Task statement | Write out the whole listing again, exactly as given.

-- Start of Information supplied --

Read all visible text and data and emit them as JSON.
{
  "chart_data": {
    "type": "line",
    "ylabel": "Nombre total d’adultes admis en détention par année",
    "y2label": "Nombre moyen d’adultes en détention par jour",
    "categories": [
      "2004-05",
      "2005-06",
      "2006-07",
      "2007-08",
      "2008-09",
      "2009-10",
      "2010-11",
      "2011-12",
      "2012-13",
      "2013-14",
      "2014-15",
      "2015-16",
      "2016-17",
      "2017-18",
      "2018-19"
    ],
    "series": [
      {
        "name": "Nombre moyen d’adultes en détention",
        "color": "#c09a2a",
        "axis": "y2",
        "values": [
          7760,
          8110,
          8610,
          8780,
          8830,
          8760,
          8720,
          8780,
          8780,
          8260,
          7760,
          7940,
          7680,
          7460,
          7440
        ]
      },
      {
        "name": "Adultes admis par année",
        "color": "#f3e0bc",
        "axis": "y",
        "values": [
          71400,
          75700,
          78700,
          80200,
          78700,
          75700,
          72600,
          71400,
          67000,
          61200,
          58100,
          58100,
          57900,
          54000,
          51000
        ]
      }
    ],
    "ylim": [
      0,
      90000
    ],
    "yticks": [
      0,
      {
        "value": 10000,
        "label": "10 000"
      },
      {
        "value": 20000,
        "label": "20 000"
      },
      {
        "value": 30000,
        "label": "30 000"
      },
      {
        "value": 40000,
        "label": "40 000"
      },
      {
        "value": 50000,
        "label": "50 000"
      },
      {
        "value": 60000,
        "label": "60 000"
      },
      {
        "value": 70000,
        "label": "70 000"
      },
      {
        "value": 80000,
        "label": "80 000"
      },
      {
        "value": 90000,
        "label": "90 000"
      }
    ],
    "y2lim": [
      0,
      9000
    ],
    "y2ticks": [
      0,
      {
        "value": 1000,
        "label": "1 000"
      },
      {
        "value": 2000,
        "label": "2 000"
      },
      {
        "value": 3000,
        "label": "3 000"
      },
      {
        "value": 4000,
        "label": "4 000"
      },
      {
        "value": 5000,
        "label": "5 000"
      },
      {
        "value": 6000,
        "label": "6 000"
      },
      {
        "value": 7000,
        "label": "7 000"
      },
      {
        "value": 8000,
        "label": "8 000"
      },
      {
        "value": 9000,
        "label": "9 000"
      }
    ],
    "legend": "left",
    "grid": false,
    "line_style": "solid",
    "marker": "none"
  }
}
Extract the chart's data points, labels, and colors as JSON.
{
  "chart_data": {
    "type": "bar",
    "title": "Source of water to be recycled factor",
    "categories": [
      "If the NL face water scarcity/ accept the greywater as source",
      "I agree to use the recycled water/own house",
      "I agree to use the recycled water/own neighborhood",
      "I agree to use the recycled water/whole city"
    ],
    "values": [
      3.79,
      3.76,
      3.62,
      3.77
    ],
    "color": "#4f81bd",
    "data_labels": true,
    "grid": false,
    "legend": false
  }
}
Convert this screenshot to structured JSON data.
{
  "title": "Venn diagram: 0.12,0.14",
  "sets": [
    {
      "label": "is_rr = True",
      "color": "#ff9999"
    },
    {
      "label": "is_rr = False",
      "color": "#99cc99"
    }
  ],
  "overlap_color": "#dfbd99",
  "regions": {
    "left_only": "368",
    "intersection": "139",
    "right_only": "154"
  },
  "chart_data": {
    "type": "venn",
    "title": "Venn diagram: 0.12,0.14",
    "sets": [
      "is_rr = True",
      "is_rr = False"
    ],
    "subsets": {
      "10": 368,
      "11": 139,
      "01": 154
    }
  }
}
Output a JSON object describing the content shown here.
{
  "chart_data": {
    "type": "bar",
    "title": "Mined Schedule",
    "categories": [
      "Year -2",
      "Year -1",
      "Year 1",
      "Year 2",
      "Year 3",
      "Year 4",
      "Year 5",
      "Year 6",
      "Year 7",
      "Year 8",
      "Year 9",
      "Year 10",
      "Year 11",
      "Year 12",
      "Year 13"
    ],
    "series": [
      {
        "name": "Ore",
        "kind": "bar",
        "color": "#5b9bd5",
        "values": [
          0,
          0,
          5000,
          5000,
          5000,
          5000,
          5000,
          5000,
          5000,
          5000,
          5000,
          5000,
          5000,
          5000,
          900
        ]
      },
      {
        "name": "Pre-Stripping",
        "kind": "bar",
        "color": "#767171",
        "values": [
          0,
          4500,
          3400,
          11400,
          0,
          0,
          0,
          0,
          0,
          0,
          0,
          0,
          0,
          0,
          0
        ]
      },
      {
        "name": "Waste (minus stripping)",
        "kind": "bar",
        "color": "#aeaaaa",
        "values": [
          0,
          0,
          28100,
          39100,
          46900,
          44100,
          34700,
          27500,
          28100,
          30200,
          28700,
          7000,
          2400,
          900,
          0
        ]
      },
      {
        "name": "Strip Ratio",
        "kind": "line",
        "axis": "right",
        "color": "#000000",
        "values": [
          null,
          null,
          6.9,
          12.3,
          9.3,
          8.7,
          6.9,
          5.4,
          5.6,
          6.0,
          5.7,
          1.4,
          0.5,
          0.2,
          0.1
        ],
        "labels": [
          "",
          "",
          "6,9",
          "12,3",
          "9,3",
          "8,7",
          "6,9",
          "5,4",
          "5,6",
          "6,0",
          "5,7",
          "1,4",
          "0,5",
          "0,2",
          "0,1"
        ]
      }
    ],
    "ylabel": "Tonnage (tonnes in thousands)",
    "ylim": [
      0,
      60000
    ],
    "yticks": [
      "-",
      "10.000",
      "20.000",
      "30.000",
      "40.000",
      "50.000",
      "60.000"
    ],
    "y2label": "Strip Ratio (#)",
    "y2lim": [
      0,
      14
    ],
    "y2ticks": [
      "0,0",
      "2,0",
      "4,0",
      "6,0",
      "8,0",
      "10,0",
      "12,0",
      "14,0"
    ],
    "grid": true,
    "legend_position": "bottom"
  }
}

-- End of Information supplied --

Final result |
Read all visible text and data and emit them as JSON.
{
  "chart_data": {
    "type": "line",
    "ylabel": "Nombre total d’adultes admis en détention par année",
    "y2label": "Nombre moyen d’adultes en détention par jour",
    "categories": [
      "2004-05",
      "2005-06",
      "2006-07",
      "2007-08",
      "2008-09",
      "2009-10",
      "2010-11",
      "2011-12",
      "2012-13",
      "2013-14",
      "2014-15",
      "2015-16",
      "2016-17",
      "2017-18",
      "2018-19"
    ],
    "series": [
      {
        "name": "Nombre moyen d’adultes en détention",
        "color": "#c09a2a",
        "axis": "y2",
        "values": [
          7760,
          8110,
          8610,
          8780,
          8830,
          8760,
          8720,
          8780,
          8780,
          8260,
          7760,
          7940,
          7680,
          7460,
          7440
        ]
      },
      {
        "name": "Adultes admis par année",
        "color": "#f3e0bc",
        "axis": "y",
        "values": [
          71400,
          75700,
          78700,
          80200,
          78700,
          75700,
          72600,
          71400,
          67000,
          61200,
          58100,
          58100,
          57900,
          54000,
          51000
        ]
      }
    ],
    "ylim": [
      0,
      90000
    ],
    "yticks": [
      0,
      {
        "value": 10000,
        "label": "10 000"
      },
      {
        "value": 20000,
        "label": "20 000"
      },
      {
        "value": 30000,
        "label": "30 000"
      },
      {
        "value": 40000,
        "label": "40 000"
      },
      {
        "value": 50000,
        "label": "50 000"
      },
      {
        "value": 60000,
        "label": "60 000"
      },
      {
        "value": 70000,
        "label": "70 000"
      },
      {
        "value": 80000,
        "label": "80 000"
      },
      {
        "value": 90000,
        "label": "90 000"
      }
    ],
    "y2lim": [
      0,
      9000
    ],
    "y2ticks": [
      0,
      {
        "value": 1000,
        "label": "1 000"
      },
      {
        "value": 2000,
        "label": "2 000"
      },
      {
        "value": 3000,
        "label": "3 000"
      },
      {
        "value": 4000,
        "label": "4 000"
      },
      {
        "value": 5000,
        "label": "5 000"
      },
      {
        "value": 6000,
        "label": "6 000"
      },
      {
        "value": 7000,
        "label": "7 000"
      },
      {
        "value": 8000,
        "label": "8 000"
      },
      {
        "value": 9000,
        "label": "9 000"
      }
    ],
    "legend": "left",
    "grid": false,
    "line_style": "solid",
    "marker": "none"
  }
}
Extract the chart's data points, labels, and colors as JSON.
{
  "chart_data": {
    "type": "bar",
    "title": "Source of water to be recycled factor",
    "categories": [
      "If the NL face water scarcity/ accept the greywater as source",
      "I agree to use the recycled water/own house",
      "I agree to use the recycled water/own neighborhood",
      "I agree to use the recycled water/whole city"
    ],
    "values": [
      3.79,
      3.76,
      3.62,
      3.77
    ],
    "color": "#4f81bd",
    "data_labels": true,
    "grid": false,
    "legend": false
  }
}
Convert this screenshot to structured JSON data.
{
  "title": "Venn diagram: 0.12,0.14",
  "sets": [
    {
      "label": "is_rr = True",
      "color": "#ff9999"
    },
    {
      "label": "is_rr = False",
      "color": "#99cc99"
    }
  ],
  "overlap_color": "#dfbd99",
  "regions": {
    "left_only": "368",
    "intersection": "139",
    "right_only": "154"
  },
  "chart_data": {
    "type": "venn",
    "title": "Venn diagram: 0.12,0.14",
    "sets": [
      "is_rr = True",
      "is_rr = False"
    ],
    "subsets": {
      "10": 368,
      "11": 139,
      "01": 154
    }
  }
}
Output a JSON object describing the content shown here.
{
  "chart_data": {
    "type": "bar",
    "title": "Mined Schedule",
    "categories": [
      "Year -2",
      "Year -1",
      "Year 1",
      "Year 2",
      "Year 3",
      "Year 4",
      "Year 5",
      "Year 6",
      "Year 7",
      "Year 8",
      "Year 9",
      "Year 10",
      "Year 11",
      "Year 12",
      "Year 13"
    ],
    "series": [
      {
        "name": "Ore",
        "kind": "bar",
        "color": "#5b9bd5",
        "values": [
          0,
          0,
          5000,
          5000,
          5000,
          5000,
          5000,
          5000,
          5000,
          5000,
          5000,
          5000,
          5000,
          5000,
          900
        ]
      },
      {
        "name": "Pre-Stripping",
        "kind": "bar",
        "color": "#767171",
        "values": [
          0,
          4500,
          3400,
          11400,
          0,
          0,
          0,
          0,
          0,
          0,
          0,
          0,
          0,
          0,
          0
        ]
      },
      {
        "name": "Waste (minus stripping)",
        "kind": "bar",
        "color": "#aeaaaa",
        "values": [
          0,
          0,
          28100,
          39100,
          46900,
          44100,
          34700,
          27500,
          28100,
          30200,
          28700,
          7000,
          2400,
          900,
          0
        ]
      },
      {
        "name": "Strip Ratio",
        "kind": "line",
        "axis": "right",
        "color": "#000000",
        "values": [
          null,
          null,
          6.9,
          12.3,
          9.3,
          8.7,
          6.9,
          5.4,
          5.6,
          6.0,
          5.7,
          1.4,
          0.5,
          0.2,
          0.1
        ],
        "labels": [
          "",
          "",
          "6,9",
          "12,3",
          "9,3",
          "8,7",
          "6,9",
          "5,4",
          "5,6",
          "6,0",
          "5,7",
          "1,4",
          "0,5",
          "0,2",
          "0,1"
        ]
      }
    ],
    "ylabel": "Tonnage (tonnes in thousands)",
    "ylim": [
      0,
      60000
    ],
    "yticks": [
      "-",
      "10.000",
      "20.000",
      "30.000",
      "40.000",
      "50.000",
      "60.000"
    ],
    "y2label": "Strip Ratio (#)",
    "y2lim": [
      0,
      14
    ],
    "y2ticks": [
      "0,0",
      "2,0",
      "4,0",
      "6,0",
      "8,0",
      "10,0",
      "12,0",
      "14,0"
    ],
    "grid": true,
    "legend_position": "bottom"
  }
}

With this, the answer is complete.